#### [Data entries]
==================================================
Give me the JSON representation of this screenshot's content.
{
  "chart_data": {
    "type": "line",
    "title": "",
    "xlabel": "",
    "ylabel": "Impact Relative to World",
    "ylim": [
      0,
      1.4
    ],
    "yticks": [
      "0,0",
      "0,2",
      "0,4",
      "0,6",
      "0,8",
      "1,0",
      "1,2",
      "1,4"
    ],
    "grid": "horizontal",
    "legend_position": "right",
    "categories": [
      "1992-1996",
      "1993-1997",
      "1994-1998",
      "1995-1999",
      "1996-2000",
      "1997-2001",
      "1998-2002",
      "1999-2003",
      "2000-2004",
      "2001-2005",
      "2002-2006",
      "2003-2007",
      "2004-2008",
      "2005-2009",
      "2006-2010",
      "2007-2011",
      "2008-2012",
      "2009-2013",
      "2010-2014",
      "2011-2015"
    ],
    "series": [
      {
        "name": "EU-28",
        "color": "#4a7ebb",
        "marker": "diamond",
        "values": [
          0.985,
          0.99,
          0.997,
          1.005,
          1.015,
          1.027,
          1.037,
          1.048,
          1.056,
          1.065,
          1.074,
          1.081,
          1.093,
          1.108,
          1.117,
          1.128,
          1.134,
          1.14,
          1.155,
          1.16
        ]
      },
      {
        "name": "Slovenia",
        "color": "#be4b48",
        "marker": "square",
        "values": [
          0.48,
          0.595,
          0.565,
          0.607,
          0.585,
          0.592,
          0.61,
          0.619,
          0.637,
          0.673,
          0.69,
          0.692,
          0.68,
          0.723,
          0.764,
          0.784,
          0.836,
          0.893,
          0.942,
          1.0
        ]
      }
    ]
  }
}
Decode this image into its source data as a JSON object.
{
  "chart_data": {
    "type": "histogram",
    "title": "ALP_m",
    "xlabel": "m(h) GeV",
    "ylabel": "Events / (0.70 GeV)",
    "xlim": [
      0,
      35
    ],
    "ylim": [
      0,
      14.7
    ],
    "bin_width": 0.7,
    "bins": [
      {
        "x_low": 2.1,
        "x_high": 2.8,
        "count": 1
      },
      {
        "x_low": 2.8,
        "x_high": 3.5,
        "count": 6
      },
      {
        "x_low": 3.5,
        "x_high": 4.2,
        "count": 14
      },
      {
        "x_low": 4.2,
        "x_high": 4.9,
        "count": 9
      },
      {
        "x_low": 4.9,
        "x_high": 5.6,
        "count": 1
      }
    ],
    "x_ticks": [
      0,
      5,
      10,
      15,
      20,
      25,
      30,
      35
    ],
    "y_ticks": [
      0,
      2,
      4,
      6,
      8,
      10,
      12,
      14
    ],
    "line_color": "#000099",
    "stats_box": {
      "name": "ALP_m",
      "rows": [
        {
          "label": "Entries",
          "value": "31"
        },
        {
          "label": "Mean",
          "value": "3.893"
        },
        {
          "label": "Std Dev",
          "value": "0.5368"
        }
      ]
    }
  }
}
==================================================
Repeat all of the records above exactly as written.

#### [SOLVED EXERCISE]
Give me the JSON representation of this screenshot's content.
{
  "chart_data": {
    "type": "line",
    "title": "",
    "xlabel": "",
    "ylabel": "Impact Relative to World",
    "ylim": [
      0,
      1.4
    ],
    "yticks": [
      "0,0",
      "0,2",
      "0,4",
      "0,6",
      "0,8",
      "1,0",
      "1,2",
      "1,4"
    ],
    "grid": "horizontal",
    "legend_position": "right",
    "categories": [
      "1992-1996",
      "1993-1997",
      "1994-1998",
      "1995-1999",
      "1996-2000",
      "1997-2001",
      "1998-2002",
      "1999-2003",
      "2000-2004",
      "2001-2005",
      "2002-2006",
      "2003-2007",
      "2004-2008",
      "2005-2009",
      "2006-2010",
      "2007-2011",
      "2008-2012",
      "2009-2013",
      "2010-2014",
      "2011-2015"
    ],
    "series": [
      {
        "name": "EU-28",
        "color": "#4a7ebb",
        "marker": "diamond",
        "values": [
          0.985,
          0.99,
          0.997,
          1.005,
          1.015,
          1.027,
          1.037,
          1.048,
          1.056,
          1.065,
          1.074,
          1.081,
          1.093,
          1.108,
          1.117,
          1.128,
          1.134,
          1.14,
          1.155,
          1.16
        ]
      },
      {
        "name": "Slovenia",
        "color": "#be4b48",
        "marker": "square",
        "values": [
          0.48,
          0.595,
          0.565,
          0.607,
          0.585,
          0.592,
          0.61,
          0.619,
          0.637,
          0.673,
          0.69,
          0.692,
          0.68,
          0.723,
          0.764,
          0.784,
          0.836,
          0.893,
          0.942,
          1.0
        ]
      }
    ]
  }
}
Decode this image into its source data as a JSON object.
{
  "chart_data": {
    "type": "histogram",
    "title": "ALP_m",
    "xlabel": "m(h) GeV",
    "ylabel": "Events / (0.70 GeV)",
    "xlim": [
      0,
      35
    ],
    "ylim": [
      0,
      14.7
    ],
    "bin_width": 0.7,
    "bins": [
      {
        "x_low": 2.1,
        "x_high": 2.8,
        "count": 1
      },
      {
        "x_low": 2.8,
        "x_high": 3.5,
        "count": 6
      },
      {
        "x_low": 3.5,
        "x_high": 4.2,
        "count": 14
      },
      {
        "x_low": 4.2,
        "x_high": 4.9,
        "count": 9
      },
      {
        "x_low": 4.9,
        "x_high": 5.6,
        "count": 1
      }
    ],
    "x_ticks": [
      0,
      5,
      10,
      15,
      20,
      25,
      30,
      35
    ],
    "y_ticks": [
      0,
      2,
      4,
      6,
      8,
      10,
      12,
      14
    ],
    "line_color": "#000099",
    "stats_box": {
      "name": "ALP_m",
      "rows": [
        {
          "label": "Entries",
          "value": "31"
        },
        {
          "label": "Mean",
          "value": "3.893"
        },
        {
          "label": "Std Dev",
          "value": "0.5368"
        }
      ]
    }
  }
}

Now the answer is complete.